» **PROBLEM TO WORK ON**
List each line holding the string "JSON".

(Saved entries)
━━━━━━━━━━━━━━━━

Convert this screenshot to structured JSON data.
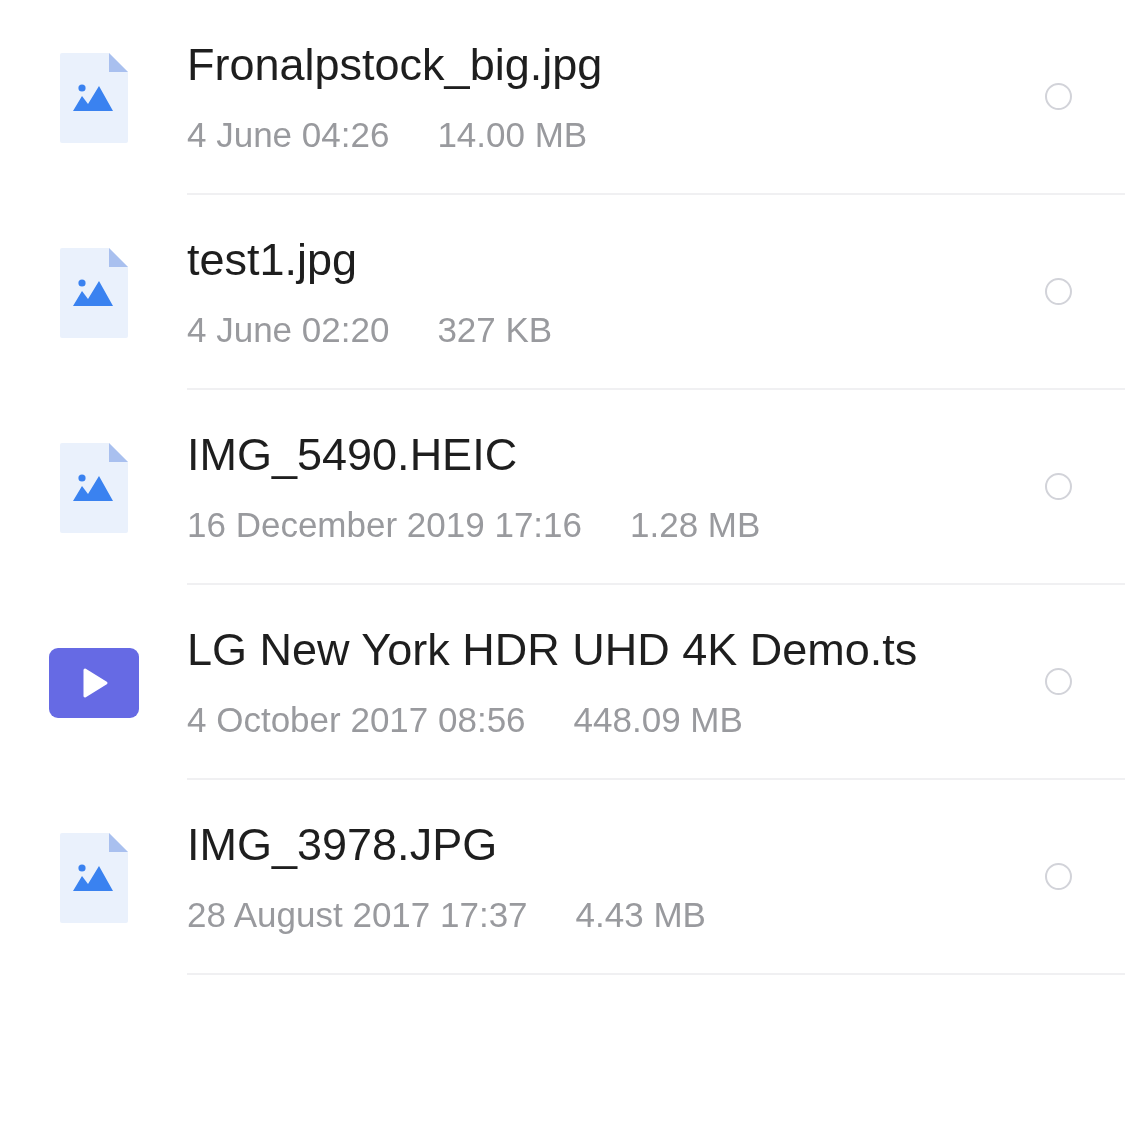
{
  "files": [
    {
      "kind": "image",
      "name": "Fronalpstock_big.jpg",
      "date": "4 June 04:26",
      "size": "14.00 MB",
      "selected": false
    },
    {
      "kind": "image",
      "name": "test1.jpg",
      "date": "4 June 02:20",
      "size": "327 KB",
      "selected": false
    },
    {
      "kind": "image",
      "name": "IMG_5490.HEIC",
      "date": "16 December 2019 17:16",
      "size": "1.28 MB",
      "selected": false
    },
    {
      "kind": "video",
      "name": "LG New York HDR UHD 4K Demo.ts",
      "date": "4 October 2017 08:56",
      "size": "448.09 MB",
      "selected": false
    },
    {
      "kind": "image",
      "name": "IMG_3978.JPG",
      "date": "28 August 2017 17:37",
      "size": "4.43 MB",
      "selected": false
    }
  ]
}
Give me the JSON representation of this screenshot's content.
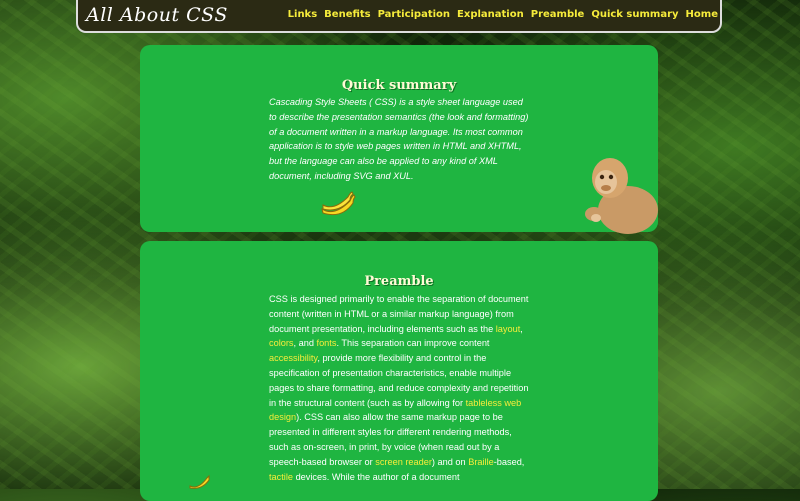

━━━━━━━━━━━━━━━━

» **WRITTEN SOLUTION**
Convert this screenshot to structured JSON data.
Give me the JSON representation of this screenshot's content.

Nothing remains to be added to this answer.